[Spatial annotation data]

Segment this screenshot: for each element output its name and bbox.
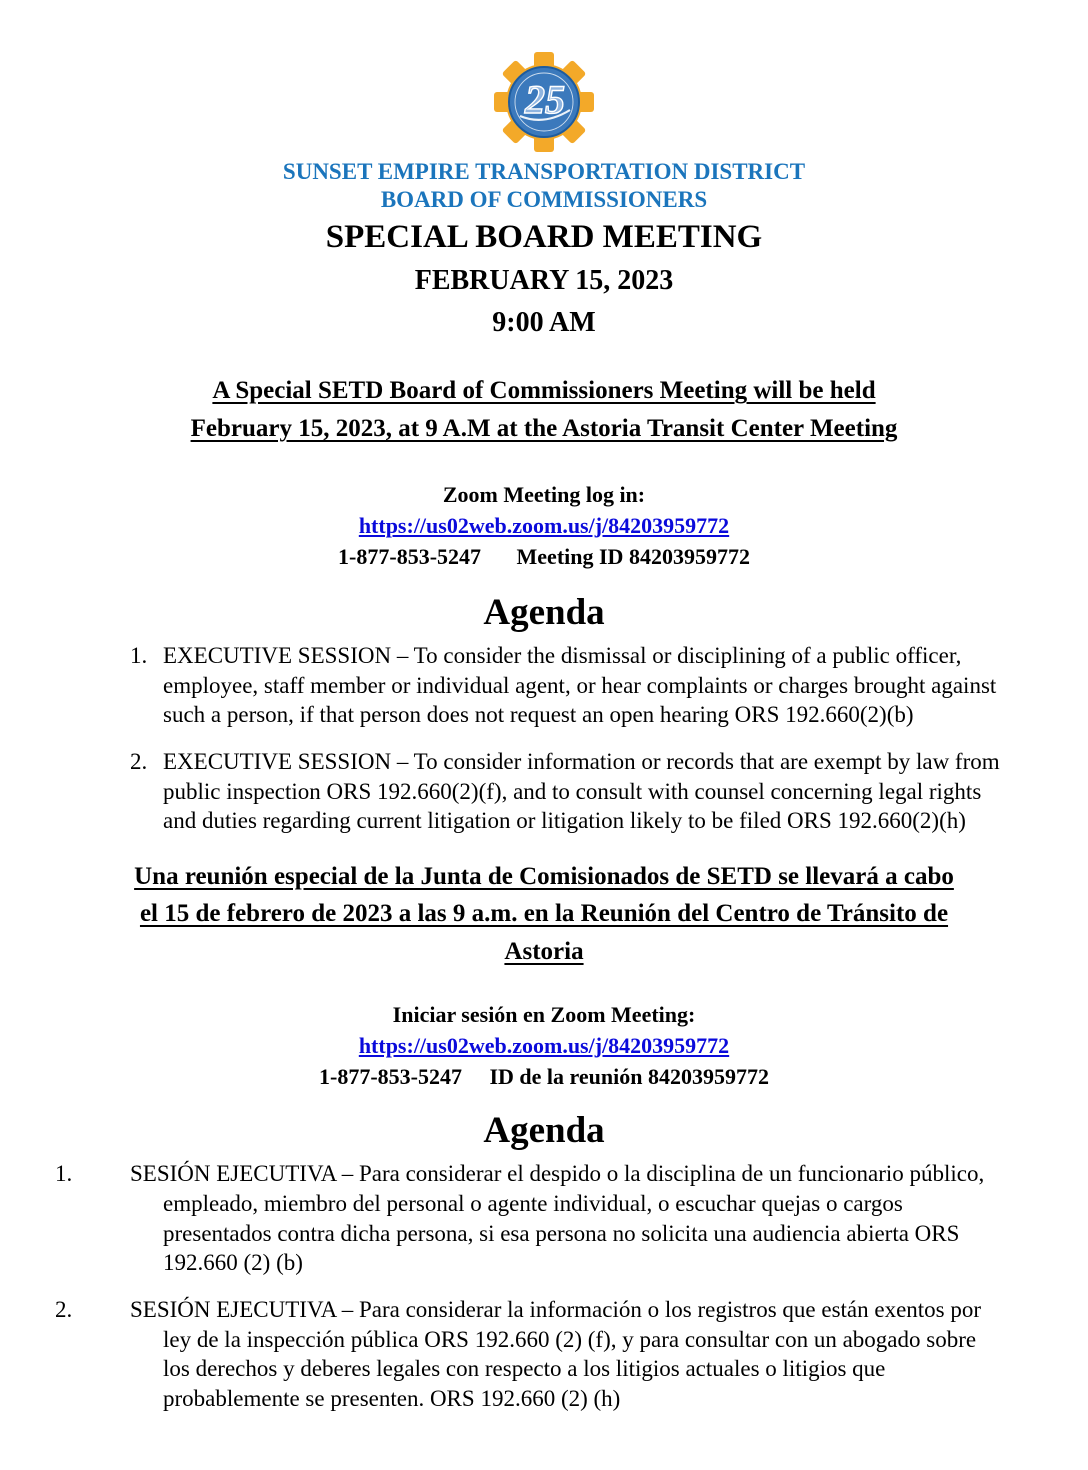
agenda-item-spanish-2: 2. SESIÓN EJECUTIVA – Para considerar la información o los registros que están exentos por ley de la inspección pública ORS 192.660 (2) (f), y para consultar con un abogado sobre los derechos y deberes legales con respecto a los litigios actuales o litigios que probablemente se presenten. ORS 192.660 (2) (h) [55, 1296, 982, 1411]
zoom-phone-row [88, 542, 1000, 573]
meeting-title: SPECIAL BOARD MEETING [325, 219, 763, 256]
zoom-phone-number: 1-877-853-5247 [338, 543, 482, 569]
agenda-item-text: EXECUTIVE SESSION – To consider information or records that are exempt by law from public inspection ORS 192.660(2)(f), and to consult with counsel concerning legal rights and duties regarding current litigation or litigation likely to be filed ORS 192.660(2)(h) [163, 748, 1000, 834]
setd-25th-anniversary-logo-icon [492, 52, 596, 152]
agenda-item-english-1 [88, 641, 1000, 730]
zoom-meeting-id: Meeting ID 84203959772 [516, 543, 750, 569]
announcement-english-line2: February 15, 2023, at 9 A.M at the Astoria Transit Center Meeting [190, 414, 898, 442]
announcement-spanish-line1: Una reunión especial de la Junta de Comisionados de SETD se llevará a cabo [134, 862, 954, 890]
logo-badge-number: 25 [525, 77, 565, 122]
announcement-english [88, 372, 1000, 447]
agenda-list-english [88, 641, 1000, 836]
zoom-meeting-link-spanish[interactable]: https://us02web.zoom.us/j/84203959772 [358, 1033, 730, 1059]
announcement-spanish-line3: Astoria [504, 937, 584, 965]
agenda-item-text: SESIÓN EJECUTIVA – Para considerar la información o los registros que están exentos por ley de la inspección pública ORS 192.660 (2) (f), y para consultar con un abogado sobre los derechos y deberes legales con respecto a los litigios actuales o litigios que probablemente se presenten. ORS 192.660 (2) (h) [130, 1296, 982, 1411]
agenda-item-text: SESIÓN EJECUTIVA – Para considerar el despido o la disciplina de un funcionario público, empleado, miembro del personal o agente individual, o escuchar quejas o cargos presentados contra dicha persona, si esa persona no solicita una audiencia abierta ORS 192.660 (2) (b) [130, 1161, 985, 1276]
agenda-item-number: 2. [130, 748, 148, 774]
zoom-info-english [88, 480, 1000, 572]
announcement-spanish [88, 858, 1000, 971]
org-name-line1: SUNSET EMPIRE TRANSPORTATION DISTRICT [282, 159, 806, 184]
zoom-meeting-id-spanish: ID de la reunión 84203959772 [489, 1064, 769, 1090]
agenda-item-number: 1. [130, 643, 148, 668]
zoom-login-label-spanish: Iniciar sesión en Zoom Meeting: [392, 1002, 696, 1028]
agenda-item-spanish-1: 1. SESIÓN EJECUTIVA – Para considerar el despido o la disciplina de un funcionario público, empleado, miembro del personal o agente individual, o escuchar quejas o cargos presentados contra dicha persona, si esa persona no solicita una audiencia abierta ORS 192.660 (2) (b) [55, 1161, 985, 1276]
agenda-list-spanish [55, 1159, 1000, 1413]
agenda-item-text: EXECUTIVE SESSION – To consider the dismissal or disciplining of a public officer, employee, staff member or individual agent, or hear complaints or charges brought against such a person, if that person does not request an open hearing ORS 192.660(2)(b) [163, 643, 997, 728]
zoom-phone-number-spanish: 1-877-853-5247 [319, 1064, 462, 1090]
zoom-info-spanish [88, 1000, 1000, 1092]
announcement-english-line1: A Special SETD Board of Commissioners Meeting will be held [212, 377, 876, 405]
agenda-heading-english: Agenda [483, 591, 605, 633]
meeting-time: 9:00 AM [492, 306, 596, 338]
announcement-spanish-line2: el 15 de febrero de 2023 a las 9 a.m. en la Reunión del Centro de Tránsito de [139, 900, 949, 928]
org-name-line2: BOARD OF COMMISSIONERS [380, 187, 708, 213]
agenda-item-english-2 [88, 747, 1000, 836]
agenda-heading-spanish: Agenda [483, 1109, 605, 1151]
zoom-login-label: Zoom Meeting log in: [442, 482, 646, 508]
meeting-date: FEBRUARY 15, 2023 [414, 265, 674, 297]
zoom-meeting-link[interactable]: https://us02web.zoom.us/j/84203959772 [358, 513, 730, 539]
zoom-phone-row-spanish [88, 1062, 1000, 1093]
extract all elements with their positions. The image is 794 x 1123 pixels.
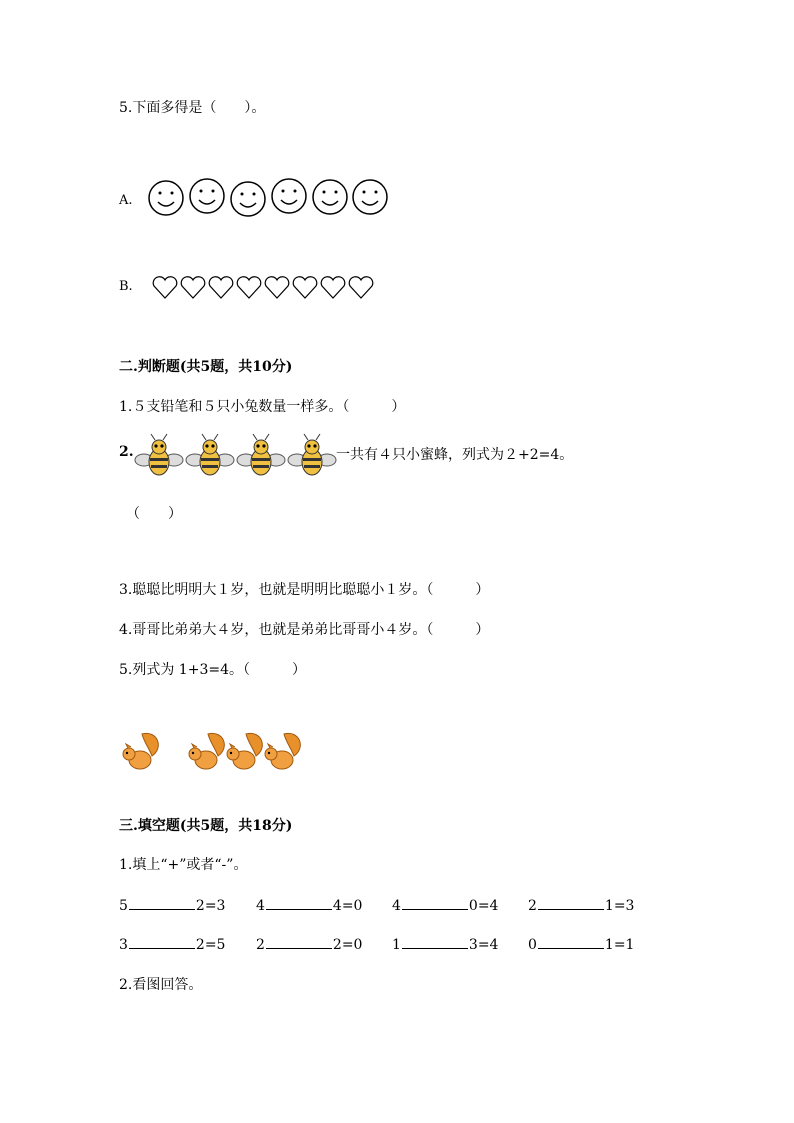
- heart-icon: [209, 277, 233, 298]
- squirrel-icon: [227, 733, 262, 769]
- judge-item-3: 3.聪聪比明明大１岁，也就是明明比聪聪小１岁。（ ）: [119, 582, 490, 598]
- option-a-label: A.: [119, 193, 133, 208]
- equation: 3 2=5: [119, 934, 225, 953]
- judge-item-1: 1.５支铅笔和５只小兔数量一样多。（ ）: [119, 399, 406, 415]
- answer-blank[interactable]: [266, 934, 332, 949]
- fill-question-2: 2.看图回答。: [119, 977, 203, 993]
- judge-item-2-text: 一共有４只小蜜蜂，列式为２+2=4。: [336, 447, 574, 463]
- equation: 1 3=4: [392, 934, 498, 953]
- bee-icon: [237, 434, 285, 475]
- heart-icon: [321, 277, 345, 298]
- answer-blank[interactable]: [129, 895, 195, 910]
- bee-icon: [288, 434, 336, 475]
- answer-blank[interactable]: [538, 895, 604, 910]
- heart-icon: [265, 277, 289, 298]
- fill-question-1: 1.填上“+”或者“-”。: [119, 857, 248, 873]
- smiley-icon: [353, 180, 387, 214]
- squirrels-group: [120, 730, 310, 776]
- answer-blank[interactable]: [266, 895, 332, 910]
- heart-icon: [293, 277, 317, 298]
- hearts-group: [151, 274, 379, 302]
- judge-item-2-paren: （ ）: [126, 506, 182, 522]
- equation: 5 2=3: [119, 895, 225, 914]
- bees-group: [134, 432, 340, 482]
- question-5-stem: 5.下面多得是（ ）。: [119, 100, 266, 116]
- equation: 4 0=4: [392, 895, 498, 914]
- judge-item-2-number: 2.: [119, 444, 134, 460]
- answer-blank[interactable]: [129, 934, 195, 949]
- judge-item-4: 4.哥哥比弟弟大４岁，也就是弟弟比哥哥小４岁。（ ）: [119, 622, 490, 638]
- equation: 4 4=0: [256, 895, 362, 914]
- smiley-icon: [313, 180, 347, 214]
- bee-icon: [135, 434, 183, 475]
- smiley-icon: [149, 181, 183, 215]
- smiley-icon: [272, 179, 306, 213]
- smiley-icon: [190, 179, 224, 213]
- smiley-icon: [231, 182, 265, 216]
- answer-blank[interactable]: [402, 934, 468, 949]
- bee-icon: [186, 434, 234, 475]
- heart-icon: [237, 277, 261, 298]
- squirrel-icon: [265, 733, 300, 769]
- judge-item-5: 5.列式为 1+3=4。（ ）: [119, 662, 306, 678]
- section-3-title: 三.填空题(共5题，共18分): [119, 818, 293, 834]
- equation: 2 2=0: [256, 934, 362, 953]
- heart-icon: [153, 277, 177, 298]
- smiley-faces-group: [148, 177, 390, 219]
- section-2-title: 二.判断题(共5题，共10分): [119, 359, 293, 375]
- option-b-label: B.: [119, 279, 133, 294]
- equation: 2 1=3: [528, 895, 634, 914]
- squirrel-icon: [123, 733, 158, 769]
- answer-blank[interactable]: [538, 934, 604, 949]
- heart-icon: [349, 277, 373, 298]
- equation: 0 1=1: [528, 934, 634, 953]
- squirrel-icon: [189, 733, 224, 769]
- answer-blank[interactable]: [402, 895, 468, 910]
- heart-icon: [181, 277, 205, 298]
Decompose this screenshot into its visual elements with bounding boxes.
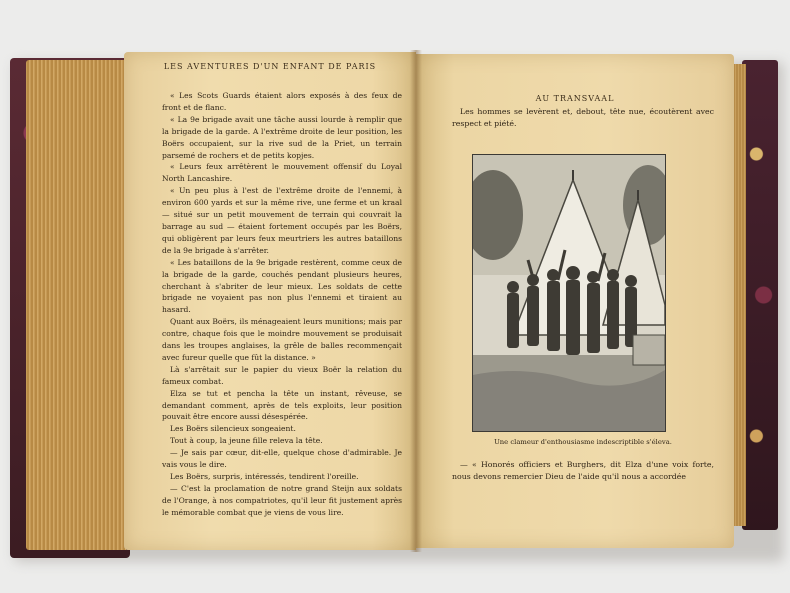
paragraph: « Leurs feux arrêtèrent le mouvement offensif du Loyal North Lancashire. [162,162,402,184]
left-page [124,52,416,550]
left-page-text [162,90,402,519]
paragraph: Elza se tut et pencha la tête un instant, rêveuse, se demandant comment, après de tels exploits, leur position pouvait être encore aussi désespérée. [162,388,402,422]
right-intro-text [452,106,714,130]
paragraph: Les hommes se levèrent et, debout, tête nue, écoutèrent avec respect et piété. [452,107,714,128]
paragraph: Quant aux Boërs, ils ménageaient leurs munitions; mais par contre, chaque fois que le moindre mouvement se produisait dans les troupes anglaises, la grêle de balles recommençait avec fureur quelle que fût la distance. » [162,317,402,362]
paragraph: — « Honorés officiers et Burghers, dit Elza d'une voix forte, nous devons remercier Dieu de l'aide qu'il nous a accordée [452,460,714,481]
paragraph: Tout à coup, la jeune fille releva la tête. [170,436,323,446]
paragraph: Les Boërs, surpris, intéressés, tendirent l'oreille. [170,472,359,481]
left-running-head: LES AVENTURES D'UN ENFANT DE PARIS [163,62,377,71]
engraving-illustration [472,154,666,432]
paragraph: — C'est la proclamation de notre grand Steijn aux soldats de l'Orange, à nos compatriotes, qu'il leur fit justement après le mémorable combat que je viens de vous lire. [162,483,402,517]
paragraph: Les Boërs silencieux songeaient. [170,424,296,434]
page-edges-right [732,64,746,526]
right-running-head: AU TRANSVAAL [535,94,615,103]
paragraph: « Les bataillons de la 9e brigade restèrent, comme ceux de la brigade de la garde, couchés pendant plusieurs heures, cherchant à s'abriter de leur mieux. Les soldats de cette brigade ne voyaient pas non plus l'ennemi et tiraient au hasard. [162,257,402,315]
page-edges-left [26,60,126,550]
paragraph: « La 9e brigade avait une tâche aussi lourde à remplir que la brigade de la garde. A l'extrême droite de leur position, les Boërs occupaient, sur la rive sud de la Priet, un terrain parsemé de rochers et de petits kopjes. [162,114,402,160]
right-bottom-text [452,459,714,483]
marbled-cover-right [742,60,778,530]
right-page [416,54,734,548]
illustration-caption: Une clameur d'enthousiasme indescriptible s'éleva. [494,438,672,446]
paragraph: Là s'arrêtait sur le papier du vieux Boër la relation du fameux combat. [162,364,402,386]
paragraph: « Les Scots Guards étaient alors exposés à des feux de front et de flanc. [162,91,402,112]
paragraph: « Un peu plus à l'est de l'extrême droite de l'ennemi, à environ 600 yards et sur la même rive, une ferme et un kraal — situé sur un petit mouvement de terrain qui couvrait la barrage au sud — étaient fortement occupés par les Boërs, qui obligèrent par leurs feux meurtriers les autres bataillons de la 9e brigade à s'arrêter. [162,186,402,255]
book-gutter [410,50,422,552]
paragraph: — Je sais par cœur, dit-elle, quelque chose d'admirable. Je vais vous le dire. [162,448,402,470]
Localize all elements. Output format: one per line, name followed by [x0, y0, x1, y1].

◆ WRITTEN INSTRUCTION
Reproduce the data beginning with the line that contains "agenda-item-spanish-2: 2. SESIÓN" and ending after the line that contains "announcement-english-line2: February 15, 2023, at", changing "EXECUTIVE SESSION" to "CLOSED SESSION" and keeping everything else as it is.

◆ SOLVED PROBLEM
agenda-item-spanish-2: 2. SESIÓN EJECUTIVA – Para considerar la información o los registros que están exentos por ley de la inspección pública ORS 192.660 (2) (f), y para consultar con un abogado sobre los derechos y deberes legales con respecto a los litigios actuales o litigios que probablemente se presenten. ORS 192.660 (2) (h) [55, 1296, 982, 1411]
zoom-phone-row [88, 542, 1000, 573]
meeting-title: SPECIAL BOARD MEETING [325, 219, 763, 256]
zoom-phone-number: 1-877-853-5247 [338, 543, 482, 569]
agenda-item-text: CLOSED SESSION – To consider information or records that are exempt by law from public inspection ORS 192.660(2)(f), and to consult with counsel concerning legal rights and duties regarding current litigation or litigation likely to be filed ORS 192.660(2)(h) [163, 748, 1000, 834]
setd-25th-anniversary-logo-icon [492, 52, 596, 152]
agenda-item-english-1 [88, 641, 1000, 730]
zoom-meeting-id: Meeting ID 84203959772 [516, 543, 750, 569]
announcement-english-line2: February 15, 2023, at 9 A.M at the Astoria Transit Center Meeting [190, 414, 898, 442]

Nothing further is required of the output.